— Begin —
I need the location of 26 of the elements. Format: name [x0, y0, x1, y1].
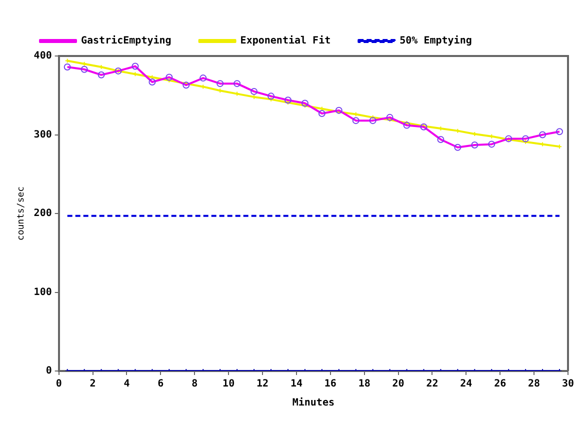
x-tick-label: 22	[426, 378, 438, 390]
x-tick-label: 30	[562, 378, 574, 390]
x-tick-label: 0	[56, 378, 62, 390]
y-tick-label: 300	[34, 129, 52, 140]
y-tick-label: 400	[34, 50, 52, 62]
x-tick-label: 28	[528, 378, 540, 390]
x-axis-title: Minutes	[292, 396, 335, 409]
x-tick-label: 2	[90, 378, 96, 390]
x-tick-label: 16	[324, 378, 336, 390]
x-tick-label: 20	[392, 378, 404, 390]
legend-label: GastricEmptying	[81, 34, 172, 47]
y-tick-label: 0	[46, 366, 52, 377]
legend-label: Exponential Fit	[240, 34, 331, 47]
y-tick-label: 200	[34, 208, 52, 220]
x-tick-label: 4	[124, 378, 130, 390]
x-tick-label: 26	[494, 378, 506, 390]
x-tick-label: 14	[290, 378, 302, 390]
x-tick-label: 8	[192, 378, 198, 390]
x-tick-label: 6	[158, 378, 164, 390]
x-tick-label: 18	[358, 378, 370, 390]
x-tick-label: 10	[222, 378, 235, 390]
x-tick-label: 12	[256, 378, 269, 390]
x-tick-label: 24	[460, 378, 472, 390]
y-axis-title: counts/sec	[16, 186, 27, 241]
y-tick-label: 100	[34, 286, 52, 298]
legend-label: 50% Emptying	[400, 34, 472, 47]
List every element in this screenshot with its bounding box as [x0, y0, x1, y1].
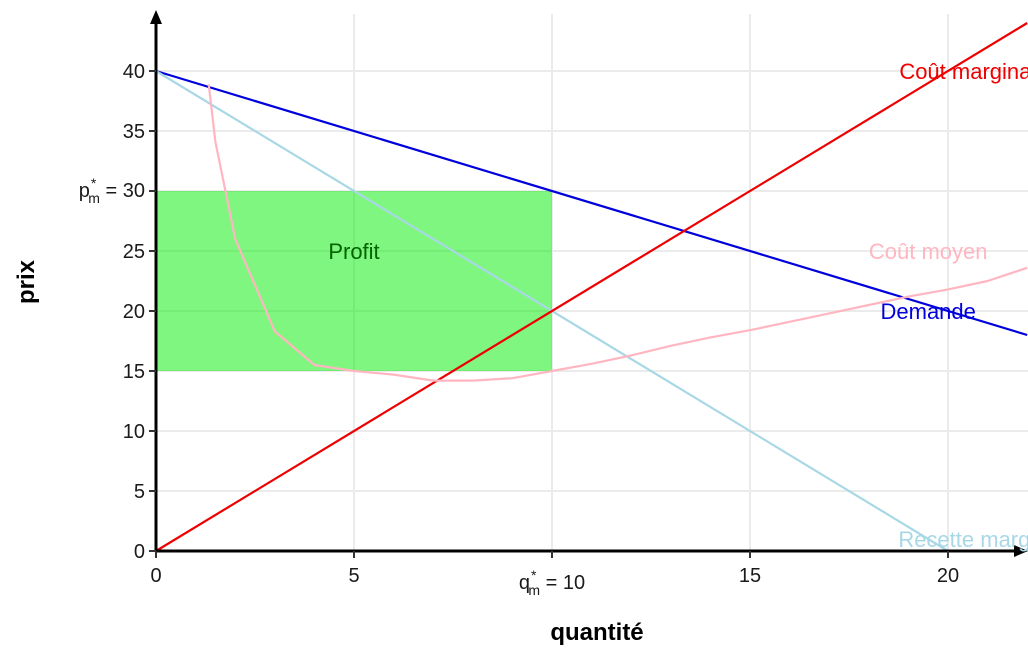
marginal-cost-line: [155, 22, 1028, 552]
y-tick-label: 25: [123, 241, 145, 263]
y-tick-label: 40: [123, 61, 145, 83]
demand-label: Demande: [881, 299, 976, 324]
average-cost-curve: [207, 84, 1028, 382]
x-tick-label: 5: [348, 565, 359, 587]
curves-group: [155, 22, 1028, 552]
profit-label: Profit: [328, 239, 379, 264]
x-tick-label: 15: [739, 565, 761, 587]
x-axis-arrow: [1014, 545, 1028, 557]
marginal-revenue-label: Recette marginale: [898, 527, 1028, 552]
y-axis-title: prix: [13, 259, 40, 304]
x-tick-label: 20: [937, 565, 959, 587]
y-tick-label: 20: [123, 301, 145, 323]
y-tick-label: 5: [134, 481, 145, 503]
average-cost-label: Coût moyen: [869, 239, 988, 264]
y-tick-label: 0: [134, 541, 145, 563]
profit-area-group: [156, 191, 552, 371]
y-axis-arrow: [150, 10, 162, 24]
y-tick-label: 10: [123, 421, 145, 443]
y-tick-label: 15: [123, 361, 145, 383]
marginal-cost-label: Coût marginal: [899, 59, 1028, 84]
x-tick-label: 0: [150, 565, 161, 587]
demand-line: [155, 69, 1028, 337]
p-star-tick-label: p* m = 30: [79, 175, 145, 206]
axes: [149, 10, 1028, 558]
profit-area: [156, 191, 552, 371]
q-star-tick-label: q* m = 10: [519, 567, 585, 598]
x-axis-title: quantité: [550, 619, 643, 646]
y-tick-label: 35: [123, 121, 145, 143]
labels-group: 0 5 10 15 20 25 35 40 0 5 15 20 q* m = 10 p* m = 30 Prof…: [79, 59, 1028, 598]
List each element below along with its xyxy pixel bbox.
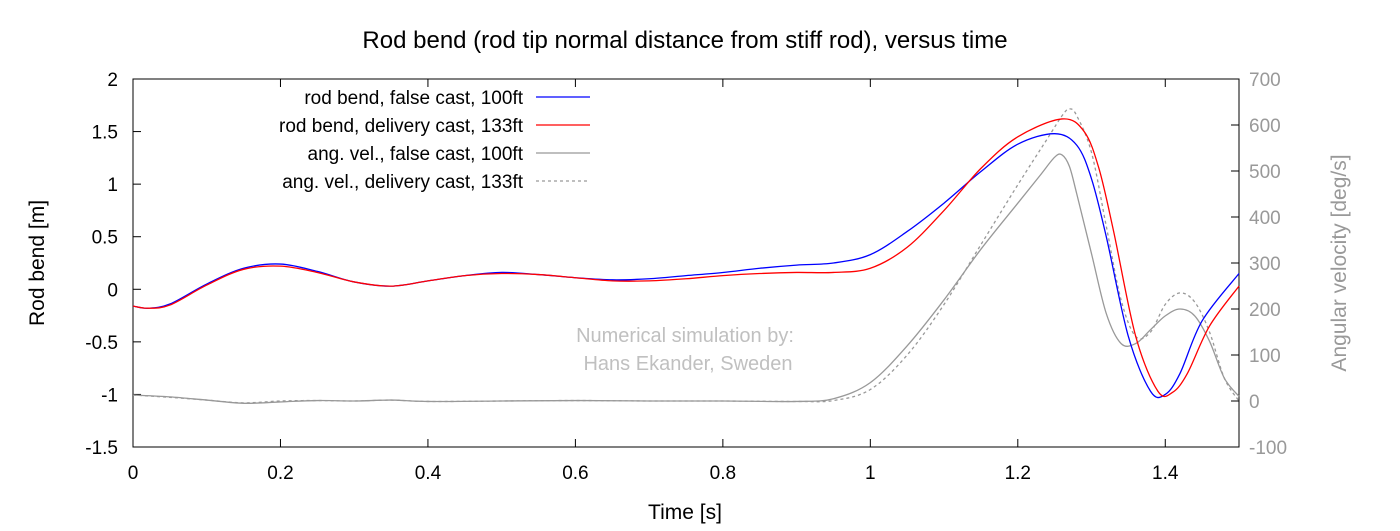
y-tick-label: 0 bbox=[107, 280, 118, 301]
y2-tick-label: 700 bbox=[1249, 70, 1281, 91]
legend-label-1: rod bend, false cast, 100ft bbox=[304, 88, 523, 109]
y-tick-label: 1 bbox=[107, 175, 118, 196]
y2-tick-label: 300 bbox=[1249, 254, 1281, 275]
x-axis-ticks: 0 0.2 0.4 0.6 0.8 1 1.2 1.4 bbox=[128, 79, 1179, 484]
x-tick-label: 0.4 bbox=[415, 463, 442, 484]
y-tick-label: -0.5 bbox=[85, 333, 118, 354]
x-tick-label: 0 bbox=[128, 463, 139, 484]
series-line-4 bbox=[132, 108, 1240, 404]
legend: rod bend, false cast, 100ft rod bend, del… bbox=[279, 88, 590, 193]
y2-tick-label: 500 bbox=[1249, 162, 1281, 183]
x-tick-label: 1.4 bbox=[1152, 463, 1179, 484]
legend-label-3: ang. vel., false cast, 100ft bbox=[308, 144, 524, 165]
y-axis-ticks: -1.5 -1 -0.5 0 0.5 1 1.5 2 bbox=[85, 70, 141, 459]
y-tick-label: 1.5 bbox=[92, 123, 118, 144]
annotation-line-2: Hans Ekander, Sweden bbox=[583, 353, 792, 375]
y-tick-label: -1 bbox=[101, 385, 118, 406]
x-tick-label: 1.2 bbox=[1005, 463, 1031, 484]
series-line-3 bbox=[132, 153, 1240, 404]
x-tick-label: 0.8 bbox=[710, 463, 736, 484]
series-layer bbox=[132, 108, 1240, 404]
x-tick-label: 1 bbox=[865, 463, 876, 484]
— End —
■ **WHAT YOU WILL DO**
Please rewrite the material above with every "x-tick-label" swapped for "x-axis-label" and everything else unchanged. Leave the pictures out of your answer.

■ **FULL RESPONSE**
I need the location of 26 of the elements. Format: name [x0, y0, x1, y1].
x-axis-label: 22	[426, 378, 438, 390]
x-axis-label: 30	[562, 378, 574, 390]
x-axis-label: 0	[56, 378, 62, 390]
y-tick-label: 300	[34, 129, 52, 140]
y-tick-label: 400	[34, 50, 52, 62]
x-axis-label: 28	[528, 378, 540, 390]
x-axis-title: Minutes	[292, 396, 335, 409]
x-axis-label: 2	[90, 378, 96, 390]
x-axis-label: 16	[324, 378, 336, 390]
x-axis-label: 20	[392, 378, 404, 390]
legend-label: GastricEmptying	[81, 34, 172, 47]
y-tick-label: 0	[46, 366, 52, 377]
legend-label: Exponential Fit	[240, 34, 331, 47]
y-tick-label: 200	[34, 208, 52, 220]
x-axis-label: 4	[124, 378, 130, 390]
x-axis-label: 26	[494, 378, 506, 390]
x-axis-label: 14	[290, 378, 302, 390]
x-axis-label: 8	[192, 378, 198, 390]
x-axis-label: 6	[158, 378, 164, 390]
x-axis-label: 18	[358, 378, 370, 390]
x-axis-label: 10	[222, 378, 235, 390]
x-axis-label: 12	[256, 378, 269, 390]
x-axis-label: 24	[460, 378, 472, 390]
y-axis-title: counts/sec	[16, 186, 27, 241]
y-tick-label: 100	[34, 286, 52, 298]
legend-label: 50% Emptying	[400, 34, 472, 47]
List every element in this screenshot with its bounding box as [x0, y0, x1, y1].
marginal-cost-line: [155, 22, 1028, 552]
y-tick-label: 25: [123, 241, 145, 263]
y-tick-label: 40: [123, 61, 145, 83]
demand-label: Demande: [881, 299, 976, 324]
average-cost-curve: [207, 84, 1028, 382]
x-axis-label: 5: [348, 565, 359, 587]
curves-group: [155, 22, 1028, 552]
profit-label: Profit: [328, 239, 379, 264]
x-axis-label: 15: [739, 565, 761, 587]
x-axis-arrow: [1014, 545, 1028, 557]
marginal-revenue-label: Recette marginale: [898, 527, 1028, 552]
y-axis-title: prix: [13, 259, 40, 304]
x-axis-label: 20: [937, 565, 959, 587]
y-tick-label: 20: [123, 301, 145, 323]
y-tick-label: 5: [134, 481, 145, 503]
average-cost-label: Coût moyen: [869, 239, 988, 264]
y-tick-label: 0: [134, 541, 145, 563]
profit-area-group: [156, 191, 552, 371]
y-axis-arrow: [150, 10, 162, 24]
y-tick-label: 10: [123, 421, 145, 443]
y-tick-label: 15: [123, 361, 145, 383]
marginal-cost-label: Coût marginal: [899, 59, 1028, 84]
x-axis-label: 0: [150, 565, 161, 587]
demand-line: [155, 69, 1028, 337]
p-star-tick-label: p* m = 30: [79, 175, 145, 206]
axes: [149, 10, 1028, 558]
profit-area: [156, 191, 552, 371]
q-star-tick-label: q* m = 10: [519, 567, 585, 598]
x-axis-title: quantité: [550, 619, 643, 646]
y-tick-label: 35: [123, 121, 145, 143]
labels-group: 0 5 10 15 20 25 35 40 0 5 15 20 q* m = 10 p* m = 30 Prof…: [79, 59, 1028, 598]
List each element below along with its xyxy pixel bbox.
y-tick-label: 0 bbox=[107, 280, 118, 301]
y2-tick-label: 700 bbox=[1249, 70, 1281, 91]
legend-label-1: rod bend, false cast, 100ft bbox=[304, 88, 523, 109]
y-tick-label: 1 bbox=[107, 175, 118, 196]
y2-tick-label: 300 bbox=[1249, 254, 1281, 275]
x-axis-ticks: 0 0.2 0.4 0.6 0.8 1 1.2 1.4 bbox=[128, 79, 1179, 484]
x-axis-label: 0.4 bbox=[415, 463, 442, 484]
y-tick-label: -0.5 bbox=[85, 333, 118, 354]
x-axis-label: 0 bbox=[128, 463, 139, 484]
series-line-4 bbox=[132, 108, 1240, 404]
legend: rod bend, false cast, 100ft rod bend, del… bbox=[279, 88, 590, 193]
y2-tick-label: 500 bbox=[1249, 162, 1281, 183]
x-axis-label: 1.4 bbox=[1152, 463, 1179, 484]
legend-label-3: ang. vel., false cast, 100ft bbox=[308, 144, 524, 165]
y-axis-ticks: -1.5 -1 -0.5 0 0.5 1 1.5 2 bbox=[85, 70, 141, 459]
y-tick-label: 1.5 bbox=[92, 123, 118, 144]
annotation-line-2: Hans Ekander, Sweden bbox=[583, 353, 792, 375]
y-tick-label: -1 bbox=[101, 385, 118, 406]
x-axis-label: 1.2 bbox=[1005, 463, 1031, 484]
series-line-3 bbox=[132, 153, 1240, 404]
x-axis-label: 0.8 bbox=[710, 463, 736, 484]
series-layer bbox=[132, 108, 1240, 404]
x-axis-label: 1 bbox=[865, 463, 876, 484]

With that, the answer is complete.